Listing start

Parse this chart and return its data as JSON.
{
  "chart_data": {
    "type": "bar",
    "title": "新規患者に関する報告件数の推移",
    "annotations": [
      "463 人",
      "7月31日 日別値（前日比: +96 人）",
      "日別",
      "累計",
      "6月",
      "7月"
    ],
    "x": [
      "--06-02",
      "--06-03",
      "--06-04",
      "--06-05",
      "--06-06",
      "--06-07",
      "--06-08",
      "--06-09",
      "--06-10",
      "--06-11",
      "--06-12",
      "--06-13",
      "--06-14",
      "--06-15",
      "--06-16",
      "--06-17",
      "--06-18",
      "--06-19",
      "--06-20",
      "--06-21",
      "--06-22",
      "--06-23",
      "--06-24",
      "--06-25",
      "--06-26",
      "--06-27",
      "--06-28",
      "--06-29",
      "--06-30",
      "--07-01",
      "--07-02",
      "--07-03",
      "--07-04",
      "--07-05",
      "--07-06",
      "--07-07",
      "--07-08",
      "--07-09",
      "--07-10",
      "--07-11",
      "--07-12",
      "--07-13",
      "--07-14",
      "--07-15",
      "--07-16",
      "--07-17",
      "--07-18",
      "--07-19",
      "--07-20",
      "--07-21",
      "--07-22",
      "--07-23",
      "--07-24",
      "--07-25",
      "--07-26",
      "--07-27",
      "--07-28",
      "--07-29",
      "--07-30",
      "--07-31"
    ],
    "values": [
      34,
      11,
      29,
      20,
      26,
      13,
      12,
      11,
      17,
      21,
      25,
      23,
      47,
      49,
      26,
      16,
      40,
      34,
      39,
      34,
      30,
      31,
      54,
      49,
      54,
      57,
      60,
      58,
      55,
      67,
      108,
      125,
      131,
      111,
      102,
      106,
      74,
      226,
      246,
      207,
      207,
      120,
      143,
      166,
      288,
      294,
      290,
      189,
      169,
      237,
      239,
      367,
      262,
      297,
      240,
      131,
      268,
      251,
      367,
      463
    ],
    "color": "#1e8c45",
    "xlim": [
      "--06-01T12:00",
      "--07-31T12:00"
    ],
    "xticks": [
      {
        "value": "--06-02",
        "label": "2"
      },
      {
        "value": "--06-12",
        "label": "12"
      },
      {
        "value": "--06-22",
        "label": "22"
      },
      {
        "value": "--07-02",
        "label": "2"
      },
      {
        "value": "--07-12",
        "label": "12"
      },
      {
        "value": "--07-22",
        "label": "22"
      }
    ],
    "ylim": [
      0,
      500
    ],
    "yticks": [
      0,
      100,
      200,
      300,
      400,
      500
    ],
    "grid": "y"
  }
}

Listing end
Listing start

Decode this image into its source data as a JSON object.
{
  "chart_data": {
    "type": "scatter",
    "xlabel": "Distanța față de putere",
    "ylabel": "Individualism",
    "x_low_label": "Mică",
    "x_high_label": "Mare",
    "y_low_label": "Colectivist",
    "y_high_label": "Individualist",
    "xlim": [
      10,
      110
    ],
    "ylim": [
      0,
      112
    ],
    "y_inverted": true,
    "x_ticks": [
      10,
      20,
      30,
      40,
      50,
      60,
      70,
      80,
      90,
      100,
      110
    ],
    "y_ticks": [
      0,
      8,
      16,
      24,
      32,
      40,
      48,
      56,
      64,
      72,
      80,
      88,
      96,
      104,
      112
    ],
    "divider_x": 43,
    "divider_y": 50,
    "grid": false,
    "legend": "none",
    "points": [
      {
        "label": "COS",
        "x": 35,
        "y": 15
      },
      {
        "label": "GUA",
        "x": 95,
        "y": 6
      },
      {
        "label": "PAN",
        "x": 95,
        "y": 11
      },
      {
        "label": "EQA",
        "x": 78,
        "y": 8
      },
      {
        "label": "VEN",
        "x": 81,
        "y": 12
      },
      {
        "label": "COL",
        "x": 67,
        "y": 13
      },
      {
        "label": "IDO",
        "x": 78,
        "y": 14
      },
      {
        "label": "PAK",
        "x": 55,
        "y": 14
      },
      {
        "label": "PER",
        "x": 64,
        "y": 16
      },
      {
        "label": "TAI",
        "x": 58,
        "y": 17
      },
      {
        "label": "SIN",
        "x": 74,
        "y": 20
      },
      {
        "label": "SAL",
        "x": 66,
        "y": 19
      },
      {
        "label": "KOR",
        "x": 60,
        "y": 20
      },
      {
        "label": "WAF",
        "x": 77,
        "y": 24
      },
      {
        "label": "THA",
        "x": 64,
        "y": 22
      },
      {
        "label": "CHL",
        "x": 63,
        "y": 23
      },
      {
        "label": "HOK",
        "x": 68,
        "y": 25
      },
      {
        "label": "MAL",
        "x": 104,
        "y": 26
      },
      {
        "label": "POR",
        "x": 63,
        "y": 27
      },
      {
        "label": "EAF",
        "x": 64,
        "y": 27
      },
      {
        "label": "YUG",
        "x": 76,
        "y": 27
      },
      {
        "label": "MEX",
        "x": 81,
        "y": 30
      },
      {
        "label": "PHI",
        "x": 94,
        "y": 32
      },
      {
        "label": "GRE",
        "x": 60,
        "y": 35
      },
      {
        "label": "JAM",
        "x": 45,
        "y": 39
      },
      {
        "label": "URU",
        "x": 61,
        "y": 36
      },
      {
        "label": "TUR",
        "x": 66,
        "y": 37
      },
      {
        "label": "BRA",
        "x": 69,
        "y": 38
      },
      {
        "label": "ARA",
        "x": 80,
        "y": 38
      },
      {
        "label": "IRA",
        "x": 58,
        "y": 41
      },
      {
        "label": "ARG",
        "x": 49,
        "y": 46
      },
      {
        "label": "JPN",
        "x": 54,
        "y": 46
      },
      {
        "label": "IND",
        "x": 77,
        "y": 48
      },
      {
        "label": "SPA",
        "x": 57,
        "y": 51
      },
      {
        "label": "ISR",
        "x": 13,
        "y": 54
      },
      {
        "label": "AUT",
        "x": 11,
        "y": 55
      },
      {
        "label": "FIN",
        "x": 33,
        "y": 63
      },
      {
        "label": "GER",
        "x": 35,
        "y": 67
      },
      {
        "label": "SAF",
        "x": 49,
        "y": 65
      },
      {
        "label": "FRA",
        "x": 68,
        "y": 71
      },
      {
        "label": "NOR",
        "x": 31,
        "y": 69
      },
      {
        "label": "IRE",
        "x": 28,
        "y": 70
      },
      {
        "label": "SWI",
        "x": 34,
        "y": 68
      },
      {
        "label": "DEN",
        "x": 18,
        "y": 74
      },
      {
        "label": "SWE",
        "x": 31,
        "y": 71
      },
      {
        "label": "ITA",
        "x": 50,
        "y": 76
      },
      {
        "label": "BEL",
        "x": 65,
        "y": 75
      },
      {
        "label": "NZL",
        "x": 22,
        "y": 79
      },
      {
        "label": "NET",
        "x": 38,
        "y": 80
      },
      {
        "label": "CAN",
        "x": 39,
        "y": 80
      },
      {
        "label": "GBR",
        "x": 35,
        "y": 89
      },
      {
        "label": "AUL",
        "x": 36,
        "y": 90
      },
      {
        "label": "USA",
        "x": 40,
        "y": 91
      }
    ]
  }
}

Listing end

• Prompt:
In the entries above, locate every line with the word "JSON" and copy it.

• Solution:
Parse this chart and return its data as JSON.
Decode this image into its source data as a JSON object.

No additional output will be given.